*PROVIDED PASSAGE:*

5. In the case of the estate of the late Edward Bennett, the Commissioner published a notice of determination of his outstanding tax-related liabilities for the years ended 30 June 2002 to 30 June 2009. In determining the outstanding tax-related liabilities of Mr Edward Bennett the Commissioner amended the assessments of Mr Edward Bennett for the years ended 30 June 2002 to 30 June 2009.
6. Objections were made to the above assessments by or on behalf of the three Applicants.
7. In the case of the Estate matter, the Commissioner considered the objection in relation to the determination concerning the 2002-2008 years and disallowed it in full. In respect to the year ending 30 June 2009 the objection was allowed in part.
8. In the case of the other two Applicants the Commissioner disallowed their objections in respect to all tax years in full.

*EXTRACTED INFORMATION:*
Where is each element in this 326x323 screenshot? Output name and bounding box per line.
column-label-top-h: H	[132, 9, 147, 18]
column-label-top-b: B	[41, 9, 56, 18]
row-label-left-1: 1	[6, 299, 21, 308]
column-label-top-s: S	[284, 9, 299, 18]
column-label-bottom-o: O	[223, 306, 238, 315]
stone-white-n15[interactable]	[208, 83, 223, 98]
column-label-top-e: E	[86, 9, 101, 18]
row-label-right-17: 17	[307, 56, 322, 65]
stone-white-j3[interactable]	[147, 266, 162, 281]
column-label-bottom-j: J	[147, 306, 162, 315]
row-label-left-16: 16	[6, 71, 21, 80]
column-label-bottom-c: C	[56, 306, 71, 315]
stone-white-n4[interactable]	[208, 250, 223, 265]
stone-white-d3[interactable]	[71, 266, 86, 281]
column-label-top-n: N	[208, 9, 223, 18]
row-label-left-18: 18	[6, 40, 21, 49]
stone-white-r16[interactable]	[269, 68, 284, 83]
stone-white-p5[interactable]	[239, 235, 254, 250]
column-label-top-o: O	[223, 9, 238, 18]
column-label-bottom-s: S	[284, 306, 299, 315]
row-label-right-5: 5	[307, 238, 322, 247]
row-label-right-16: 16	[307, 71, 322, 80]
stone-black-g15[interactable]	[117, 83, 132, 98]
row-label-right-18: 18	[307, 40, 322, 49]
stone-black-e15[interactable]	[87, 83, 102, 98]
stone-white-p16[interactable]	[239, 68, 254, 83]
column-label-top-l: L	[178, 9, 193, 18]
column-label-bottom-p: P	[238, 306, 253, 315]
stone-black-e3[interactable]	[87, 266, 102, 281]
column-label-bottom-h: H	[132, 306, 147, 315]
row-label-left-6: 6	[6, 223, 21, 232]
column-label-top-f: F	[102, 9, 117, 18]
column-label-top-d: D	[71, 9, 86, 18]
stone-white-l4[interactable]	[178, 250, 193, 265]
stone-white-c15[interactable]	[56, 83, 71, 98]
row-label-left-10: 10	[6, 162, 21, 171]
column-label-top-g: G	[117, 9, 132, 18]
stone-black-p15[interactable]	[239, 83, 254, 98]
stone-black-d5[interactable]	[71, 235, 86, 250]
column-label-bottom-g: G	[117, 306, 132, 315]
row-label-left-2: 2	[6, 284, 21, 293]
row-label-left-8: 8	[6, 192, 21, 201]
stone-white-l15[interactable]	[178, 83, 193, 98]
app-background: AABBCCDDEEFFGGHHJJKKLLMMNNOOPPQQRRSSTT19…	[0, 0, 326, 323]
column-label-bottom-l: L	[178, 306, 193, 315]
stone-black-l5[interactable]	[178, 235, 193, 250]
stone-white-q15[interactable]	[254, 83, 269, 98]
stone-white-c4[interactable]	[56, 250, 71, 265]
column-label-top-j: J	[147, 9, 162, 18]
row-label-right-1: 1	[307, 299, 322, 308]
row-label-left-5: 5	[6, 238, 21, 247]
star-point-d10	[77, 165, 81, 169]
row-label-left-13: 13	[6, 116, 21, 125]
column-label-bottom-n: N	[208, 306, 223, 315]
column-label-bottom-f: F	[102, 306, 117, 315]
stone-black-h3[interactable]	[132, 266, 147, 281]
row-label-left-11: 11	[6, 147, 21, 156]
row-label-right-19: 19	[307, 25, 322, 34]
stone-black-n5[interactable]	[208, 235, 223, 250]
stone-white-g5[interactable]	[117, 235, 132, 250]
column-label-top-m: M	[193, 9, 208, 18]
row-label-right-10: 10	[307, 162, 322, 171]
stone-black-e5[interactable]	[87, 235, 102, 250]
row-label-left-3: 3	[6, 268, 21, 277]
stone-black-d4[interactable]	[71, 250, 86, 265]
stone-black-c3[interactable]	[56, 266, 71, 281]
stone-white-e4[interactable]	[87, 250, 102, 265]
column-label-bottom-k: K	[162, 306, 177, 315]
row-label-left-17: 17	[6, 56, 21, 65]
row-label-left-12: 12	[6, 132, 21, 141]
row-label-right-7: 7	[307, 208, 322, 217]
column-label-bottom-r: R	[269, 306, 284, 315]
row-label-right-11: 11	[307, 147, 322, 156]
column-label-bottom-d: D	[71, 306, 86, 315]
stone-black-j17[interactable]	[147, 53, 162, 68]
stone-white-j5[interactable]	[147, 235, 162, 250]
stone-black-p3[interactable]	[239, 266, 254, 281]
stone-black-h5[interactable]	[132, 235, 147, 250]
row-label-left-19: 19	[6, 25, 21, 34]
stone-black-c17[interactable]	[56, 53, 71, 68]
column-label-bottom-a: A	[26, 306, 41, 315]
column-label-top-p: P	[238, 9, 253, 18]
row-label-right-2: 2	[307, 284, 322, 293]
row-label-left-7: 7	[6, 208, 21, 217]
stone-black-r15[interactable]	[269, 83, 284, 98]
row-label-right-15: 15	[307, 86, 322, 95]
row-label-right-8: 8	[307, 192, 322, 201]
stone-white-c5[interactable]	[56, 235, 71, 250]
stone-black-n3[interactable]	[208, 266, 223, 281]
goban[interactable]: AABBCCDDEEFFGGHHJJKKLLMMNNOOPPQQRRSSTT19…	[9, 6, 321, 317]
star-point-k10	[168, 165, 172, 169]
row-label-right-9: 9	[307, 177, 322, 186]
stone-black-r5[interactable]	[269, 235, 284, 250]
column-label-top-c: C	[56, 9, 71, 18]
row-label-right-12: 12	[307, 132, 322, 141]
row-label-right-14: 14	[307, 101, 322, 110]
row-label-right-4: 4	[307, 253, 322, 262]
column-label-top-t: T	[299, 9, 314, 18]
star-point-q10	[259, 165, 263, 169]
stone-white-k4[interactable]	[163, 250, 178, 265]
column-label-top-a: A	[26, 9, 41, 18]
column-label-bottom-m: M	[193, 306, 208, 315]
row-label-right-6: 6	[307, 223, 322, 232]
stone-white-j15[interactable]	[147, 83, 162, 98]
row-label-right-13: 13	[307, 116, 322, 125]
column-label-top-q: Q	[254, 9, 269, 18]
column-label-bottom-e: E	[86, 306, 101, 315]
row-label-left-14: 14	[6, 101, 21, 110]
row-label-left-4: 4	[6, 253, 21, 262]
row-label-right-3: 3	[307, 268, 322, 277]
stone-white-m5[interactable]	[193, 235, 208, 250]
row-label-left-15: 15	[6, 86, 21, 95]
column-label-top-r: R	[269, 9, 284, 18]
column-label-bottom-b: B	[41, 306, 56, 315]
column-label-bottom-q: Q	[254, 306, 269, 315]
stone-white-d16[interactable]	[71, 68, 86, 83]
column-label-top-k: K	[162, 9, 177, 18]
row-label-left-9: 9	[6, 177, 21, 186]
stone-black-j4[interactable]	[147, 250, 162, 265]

*EXERCISE AIM:*
In the passage about the tax objections, for which year did the Commissioner allow the estate's objection in part?

*TASK RESPONSE:*
The year ending 30 June 2009.